**Entries provided**
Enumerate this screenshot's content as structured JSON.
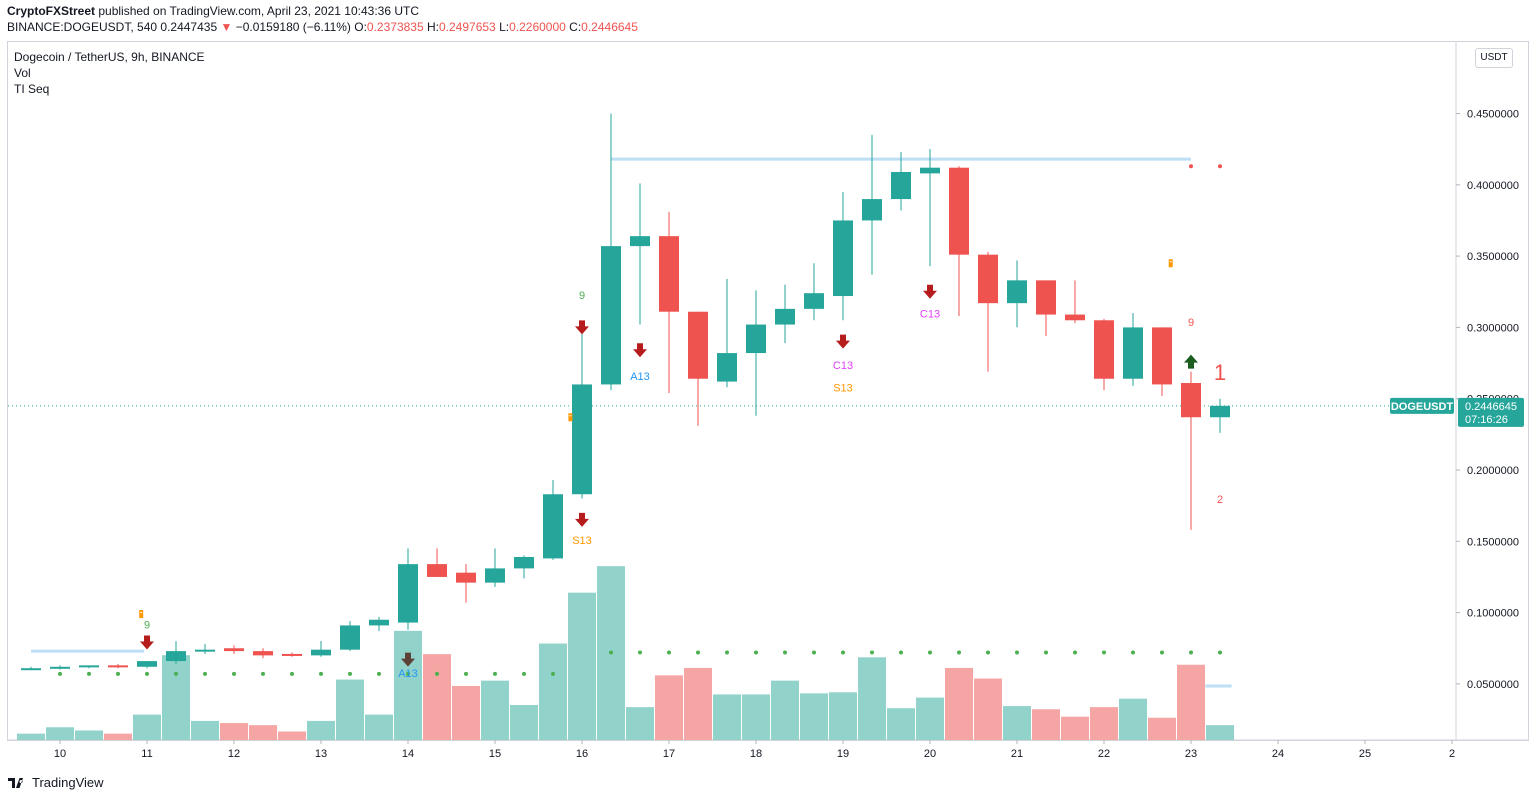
{
  "header": {
    "publisher": "CryptoFXStreet",
    "published_text": " published on TradingView.com, April 23, 2021 10:43:36 UTC",
    "symbol_line": "BINANCE:DOGEUSDT, 540",
    "last": "0.2447435",
    "change": "−0.0159180 (−6.11%)",
    "o_label": "O:",
    "o_value": "0.2373835",
    "h_label": "H:",
    "h_value": "0.2497653",
    "l_label": "L:",
    "l_value": "0.2260000",
    "c_label": "C:",
    "c_value": "0.2446645"
  },
  "legend": {
    "title": "Dogecoin / TetherUS, 9h, BINANCE",
    "vol": "Vol",
    "indicator": "TI Seq"
  },
  "price_axis": {
    "unit_button": "USDT",
    "current_symbol": "DOGEUSDT",
    "current_price": "0.2446645",
    "countdown": "07:16:26"
  },
  "footer": {
    "brand": "TradingView"
  },
  "colors": {
    "up": "#26a69a",
    "down": "#ef5350",
    "vol_up": "#91d3cb",
    "vol_down": "#f5a5a3",
    "level": "#bcdff5",
    "dot": "#4caf50"
  },
  "chart_data": {
    "type": "candlestick",
    "title": "Dogecoin / TetherUS, 9h, BINANCE",
    "ylim": [
      0,
      0.47
    ],
    "y_ticks": [
      "0.4500000",
      "0.4000000",
      "0.3500000",
      "0.3000000",
      "0.2500000",
      "0.2000000",
      "0.1500000",
      "0.1000000",
      "0.0500000"
    ],
    "x_ticks": [
      "10",
      "11",
      "12",
      "13",
      "14",
      "15",
      "16",
      "17",
      "18",
      "19",
      "20",
      "21",
      "22",
      "23",
      "24",
      "25",
      "2"
    ],
    "candles": [
      {
        "o": 0.061,
        "h": 0.062,
        "l": 0.06,
        "c": 0.061,
        "v": 6
      },
      {
        "o": 0.061,
        "h": 0.063,
        "l": 0.06,
        "c": 0.062,
        "v": 12
      },
      {
        "o": 0.062,
        "h": 0.063,
        "l": 0.061,
        "c": 0.063,
        "v": 9
      },
      {
        "o": 0.063,
        "h": 0.064,
        "l": 0.061,
        "c": 0.062,
        "v": 6
      },
      {
        "o": 0.062,
        "h": 0.066,
        "l": 0.061,
        "c": 0.066,
        "v": 24
      },
      {
        "o": 0.066,
        "h": 0.08,
        "l": 0.064,
        "c": 0.073,
        "v": 80
      },
      {
        "o": 0.073,
        "h": 0.078,
        "l": 0.071,
        "c": 0.074,
        "v": 18
      },
      {
        "o": 0.075,
        "h": 0.077,
        "l": 0.071,
        "c": 0.073,
        "v": 16
      },
      {
        "o": 0.073,
        "h": 0.075,
        "l": 0.068,
        "c": 0.07,
        "v": 14
      },
      {
        "o": 0.071,
        "h": 0.072,
        "l": 0.069,
        "c": 0.07,
        "v": 8
      },
      {
        "o": 0.07,
        "h": 0.08,
        "l": 0.069,
        "c": 0.074,
        "v": 18
      },
      {
        "o": 0.074,
        "h": 0.094,
        "l": 0.073,
        "c": 0.091,
        "v": 57
      },
      {
        "o": 0.091,
        "h": 0.097,
        "l": 0.087,
        "c": 0.095,
        "v": 24
      },
      {
        "o": 0.093,
        "h": 0.145,
        "l": 0.088,
        "c": 0.134,
        "v": 103
      },
      {
        "o": 0.134,
        "h": 0.145,
        "l": 0.125,
        "c": 0.125,
        "v": 81
      },
      {
        "o": 0.128,
        "h": 0.134,
        "l": 0.107,
        "c": 0.121,
        "v": 51
      },
      {
        "o": 0.121,
        "h": 0.145,
        "l": 0.118,
        "c": 0.131,
        "v": 56
      },
      {
        "o": 0.131,
        "h": 0.14,
        "l": 0.124,
        "c": 0.139,
        "v": 33
      },
      {
        "o": 0.138,
        "h": 0.193,
        "l": 0.137,
        "c": 0.183,
        "v": 91
      },
      {
        "o": 0.183,
        "h": 0.3,
        "l": 0.18,
        "c": 0.26,
        "v": 139
      },
      {
        "o": 0.26,
        "h": 0.45,
        "l": 0.256,
        "c": 0.357,
        "v": 164
      },
      {
        "o": 0.357,
        "h": 0.401,
        "l": 0.302,
        "c": 0.364,
        "v": 31
      },
      {
        "o": 0.364,
        "h": 0.381,
        "l": 0.254,
        "c": 0.311,
        "v": 61
      },
      {
        "o": 0.311,
        "h": 0.311,
        "l": 0.231,
        "c": 0.264,
        "v": 68
      },
      {
        "o": 0.262,
        "h": 0.334,
        "l": 0.258,
        "c": 0.282,
        "v": 43
      },
      {
        "o": 0.282,
        "h": 0.326,
        "l": 0.238,
        "c": 0.302,
        "v": 43
      },
      {
        "o": 0.302,
        "h": 0.33,
        "l": 0.289,
        "c": 0.313,
        "v": 56
      },
      {
        "o": 0.313,
        "h": 0.345,
        "l": 0.305,
        "c": 0.324,
        "v": 44
      },
      {
        "o": 0.322,
        "h": 0.395,
        "l": 0.305,
        "c": 0.375,
        "v": 45
      },
      {
        "o": 0.375,
        "h": 0.435,
        "l": 0.337,
        "c": 0.39,
        "v": 78
      },
      {
        "o": 0.39,
        "h": 0.423,
        "l": 0.382,
        "c": 0.409,
        "v": 30
      },
      {
        "o": 0.408,
        "h": 0.425,
        "l": 0.343,
        "c": 0.412,
        "v": 40
      },
      {
        "o": 0.412,
        "h": 0.413,
        "l": 0.308,
        "c": 0.351,
        "v": 68
      },
      {
        "o": 0.351,
        "h": 0.353,
        "l": 0.269,
        "c": 0.317,
        "v": 58
      },
      {
        "o": 0.317,
        "h": 0.347,
        "l": 0.3,
        "c": 0.333,
        "v": 32
      },
      {
        "o": 0.333,
        "h": 0.333,
        "l": 0.294,
        "c": 0.309,
        "v": 29
      },
      {
        "o": 0.309,
        "h": 0.333,
        "l": 0.303,
        "c": 0.305,
        "v": 22
      },
      {
        "o": 0.305,
        "h": 0.306,
        "l": 0.256,
        "c": 0.264,
        "v": 31
      },
      {
        "o": 0.264,
        "h": 0.31,
        "l": 0.259,
        "c": 0.3,
        "v": 39
      },
      {
        "o": 0.3,
        "h": 0.3,
        "l": 0.252,
        "c": 0.26,
        "v": 21
      },
      {
        "o": 0.261,
        "h": 0.269,
        "l": 0.158,
        "c": 0.237,
        "v": 71
      },
      {
        "o": 0.237,
        "h": 0.25,
        "l": 0.226,
        "c": 0.245,
        "v": 14
      }
    ],
    "levels": [
      {
        "y": 0.418,
        "from": 20,
        "to": 40
      },
      {
        "y": 0.073,
        "from": 0,
        "to": 3.9
      },
      {
        "y": 0.0485,
        "from": 40.5,
        "to": 41.4
      }
    ],
    "support_dots_low": {
      "y": 0.057,
      "from": 1,
      "to": 18
    },
    "support_dots_high": {
      "y": 0.072,
      "from": 20,
      "to": 41
    },
    "resist_dots": {
      "y": 0.413,
      "from": 40,
      "to": 41
    },
    "annotations": [
      {
        "t": "9",
        "i": 4,
        "y": 0.089,
        "c": "#4caf50"
      },
      {
        "t": "9",
        "i": 19,
        "y": 0.32,
        "c": "#4caf50"
      },
      {
        "t": "A13",
        "i": 13,
        "y": 0.055,
        "c": "#2196f3"
      },
      {
        "t": "A13",
        "i": 21,
        "y": 0.263,
        "c": "#2196f3"
      },
      {
        "t": "S13",
        "i": 19,
        "y": 0.148,
        "c": "#ff9800"
      },
      {
        "t": "C13",
        "i": 28,
        "y": 0.271,
        "c": "#e040fb"
      },
      {
        "t": "S13",
        "i": 28,
        "y": 0.255,
        "c": "#ff9800"
      },
      {
        "t": "C13",
        "i": 31,
        "y": 0.307,
        "c": "#e040fb"
      },
      {
        "t": "9",
        "i": 40,
        "y": 0.301,
        "c": "#ef5350"
      },
      {
        "t": "1",
        "i": 41,
        "y": 0.263,
        "c": "#ef5350"
      },
      {
        "t": "2",
        "i": 41,
        "y": 0.177,
        "c": "#ef5350"
      }
    ],
    "sell_arrows": [
      {
        "i": 4,
        "y": 0.079,
        "c": "#b71c1c"
      },
      {
        "i": 13,
        "y": 0.067,
        "c": "#5d4037"
      },
      {
        "i": 19,
        "y": 0.165,
        "c": "#b71c1c"
      },
      {
        "i": 19,
        "y": 0.3,
        "c": "#b71c1c"
      },
      {
        "i": 21,
        "y": 0.284,
        "c": "#b71c1c"
      },
      {
        "i": 28,
        "y": 0.29,
        "c": "#b71c1c"
      },
      {
        "i": 31,
        "y": 0.325,
        "c": "#b71c1c"
      }
    ],
    "buy_arrows": [
      {
        "i": 40,
        "y": 0.276,
        "c": "#1b5e20"
      }
    ],
    "warning_icons": [
      {
        "i": 3.8,
        "y": 0.099
      },
      {
        "i": 18.6,
        "y": 0.237
      },
      {
        "i": 39.3,
        "y": 0.345
      }
    ]
  }
}
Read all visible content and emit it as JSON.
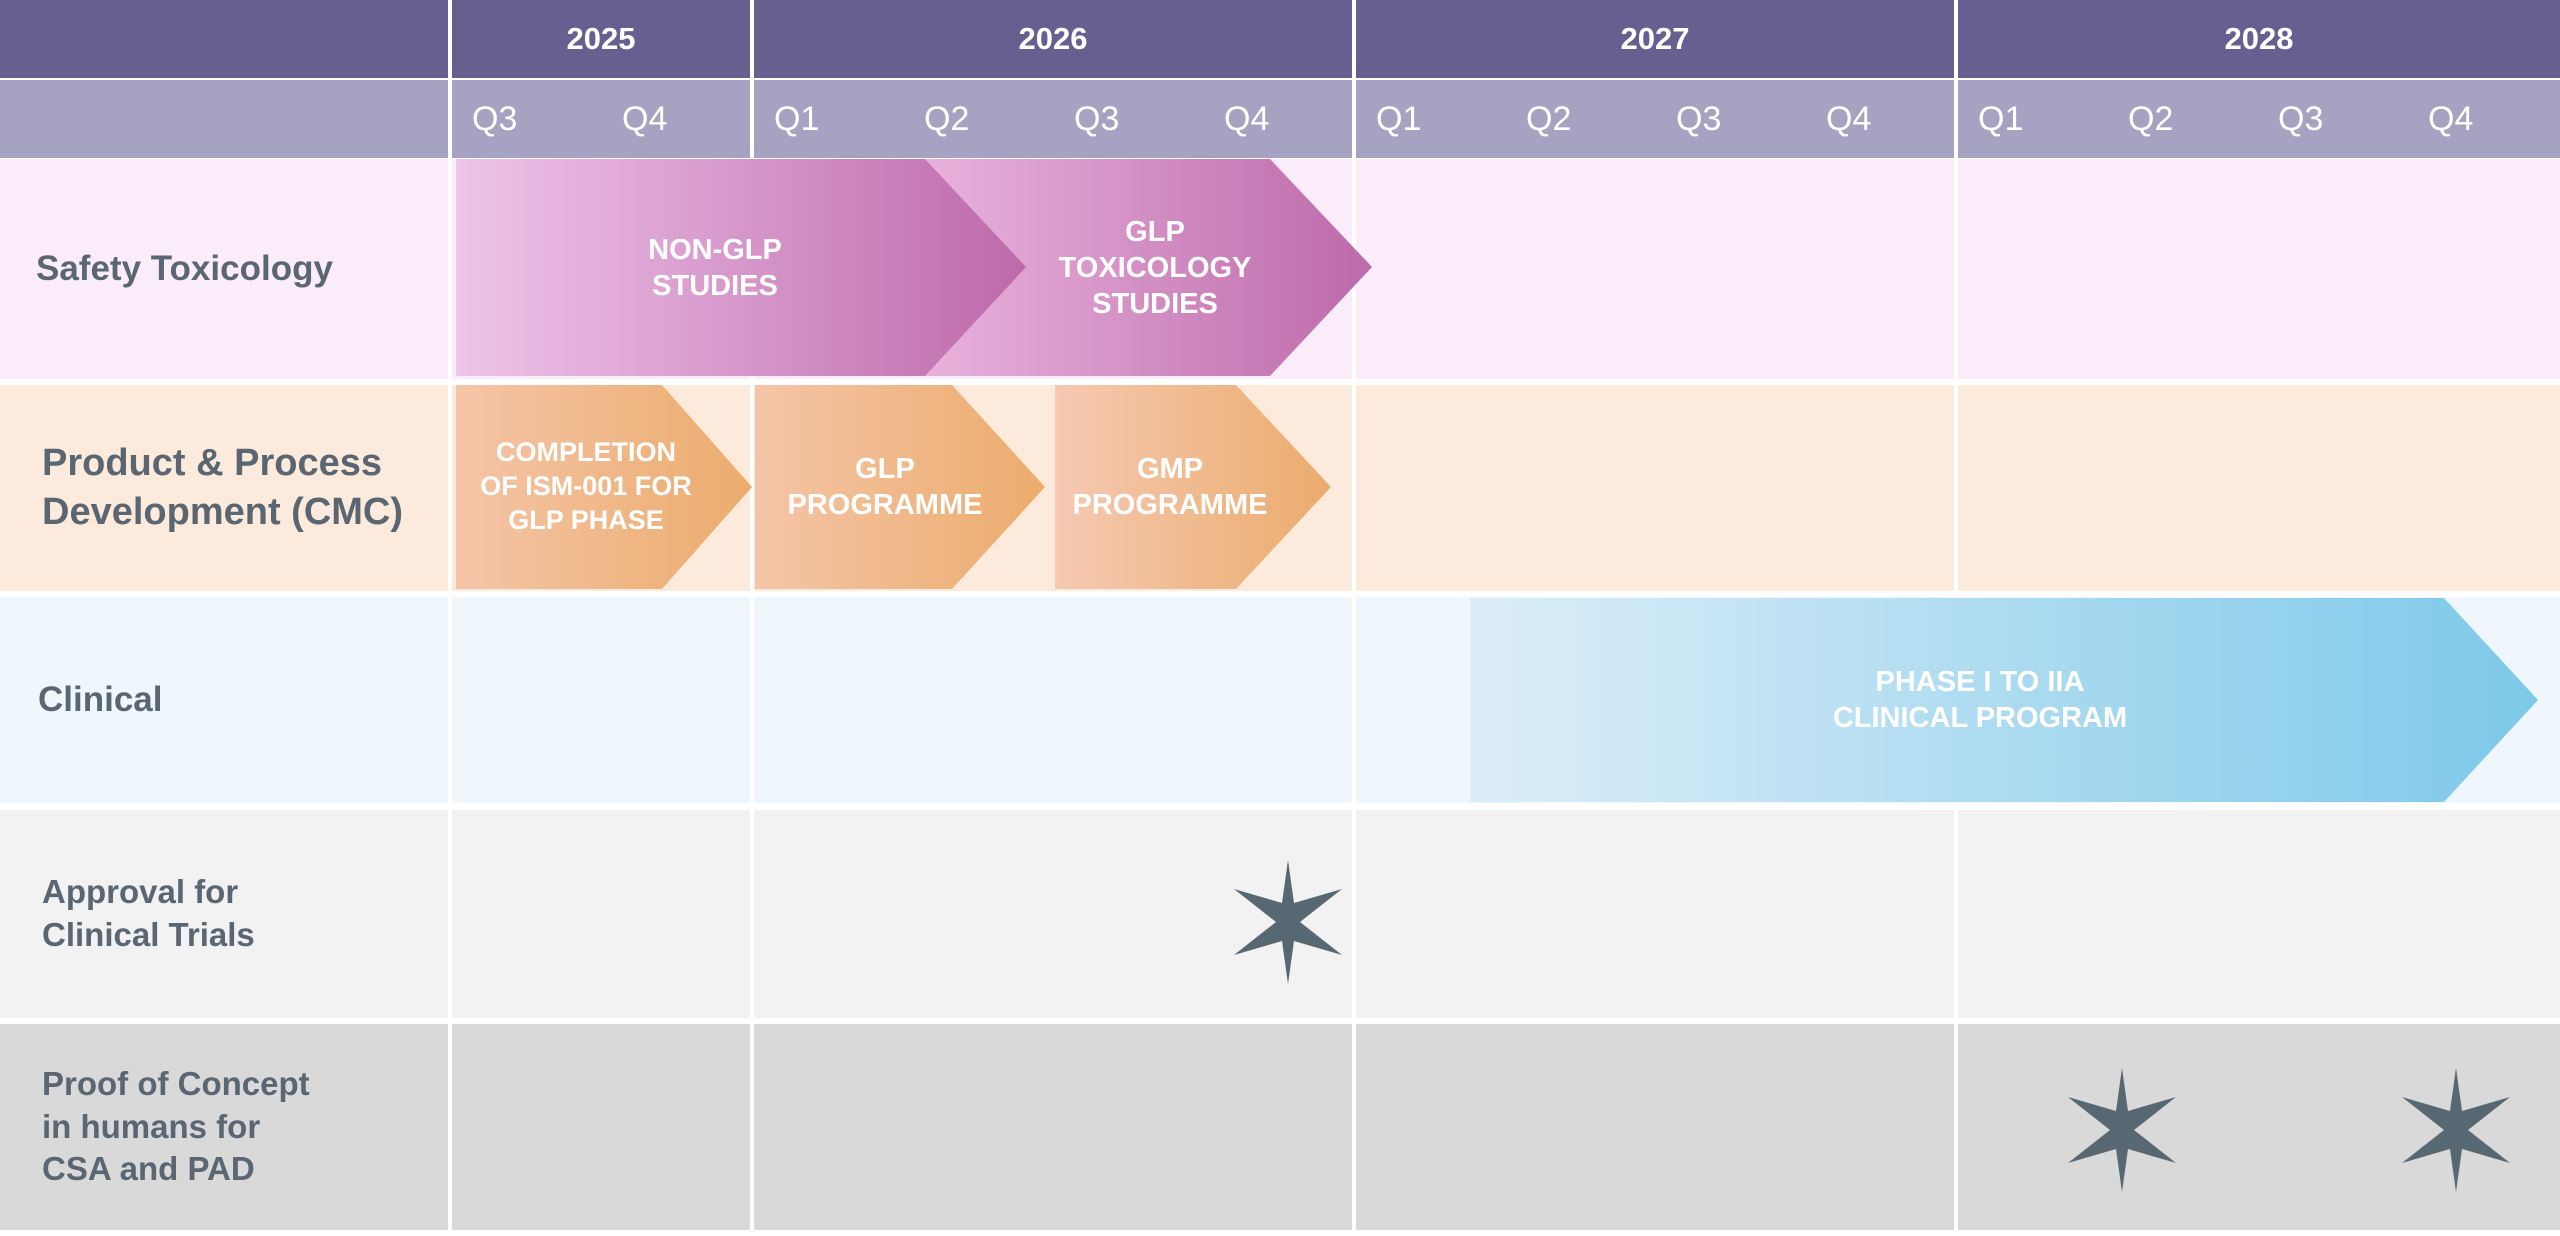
{
  "header": {
    "years": [
      {
        "label": "2025",
        "color": "#665f90"
      },
      {
        "label": "2026",
        "color": "#665f90"
      },
      {
        "label": "2027",
        "color": "#665f90"
      },
      {
        "label": "2028",
        "color": "#665f90"
      }
    ],
    "quarters": [
      "Q3",
      "Q4",
      "Q1",
      "Q2",
      "Q3",
      "Q4",
      "Q1",
      "Q2",
      "Q3",
      "Q4",
      "Q1",
      "Q2",
      "Q3",
      "Q4"
    ],
    "year_color": "#665f90",
    "quarter_color": "#a6a2c1"
  },
  "rows": [
    {
      "label": "Safety Toxicology",
      "background": "#fbecfa",
      "bars": [
        {
          "label": "NON-GLP\nSTUDIES",
          "color_start": "#efc4ea",
          "color_end": "#bd6aaa"
        },
        {
          "label": "GLP\nTOXICOLOGY\nSTUDIES",
          "color_start": "#e7b2dc",
          "color_end": "#bd6aaa"
        }
      ]
    },
    {
      "label": "Product & Process\nDevelopment (CMC)",
      "background": "#fcebdc",
      "bars": [
        {
          "label": "COMPLETION\nOF ISM-001 FOR\nGLP PHASE",
          "color_start": "#f5c5a8",
          "color_end": "#ebac6c"
        },
        {
          "label": "GLP\nPROGRAMME",
          "color_start": "#f5c5a8",
          "color_end": "#ebac6c"
        },
        {
          "label": "GMP\nPROGRAMME",
          "color_start": "#f5c9b2",
          "color_end": "#ebac6c"
        }
      ]
    },
    {
      "label": "Clinical",
      "background": "#eff7fd",
      "bars": [
        {
          "label": "PHASE I TO IIA\nCLINICAL PROGRAM",
          "color_start": "#dcedf8",
          "color_end": "#7dc9e9"
        }
      ]
    },
    {
      "label": "Approval for\nClinical Trials",
      "background": "#f2f2f2",
      "milestones": [
        {
          "icon": "six-point-star-icon",
          "quarter": "2026 Q4"
        }
      ]
    },
    {
      "label": "Proof of Concept\nin humans for\nCSA and PAD",
      "background": "#d9d9d9",
      "milestones": [
        {
          "icon": "six-point-star-icon",
          "quarter": "2028 Q2"
        },
        {
          "icon": "six-point-star-icon",
          "quarter": "2028 Q4"
        }
      ]
    }
  ],
  "milestone_color": "#586873"
}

**The request**
Your task is to pick out every line with the string "nSTUDIES" and copy it.

**Answer to this problem**
          "label": "NON-GLP\nSTUDIES",
          "label": "GLP\nTOXICOLOGY\nSTUDIES",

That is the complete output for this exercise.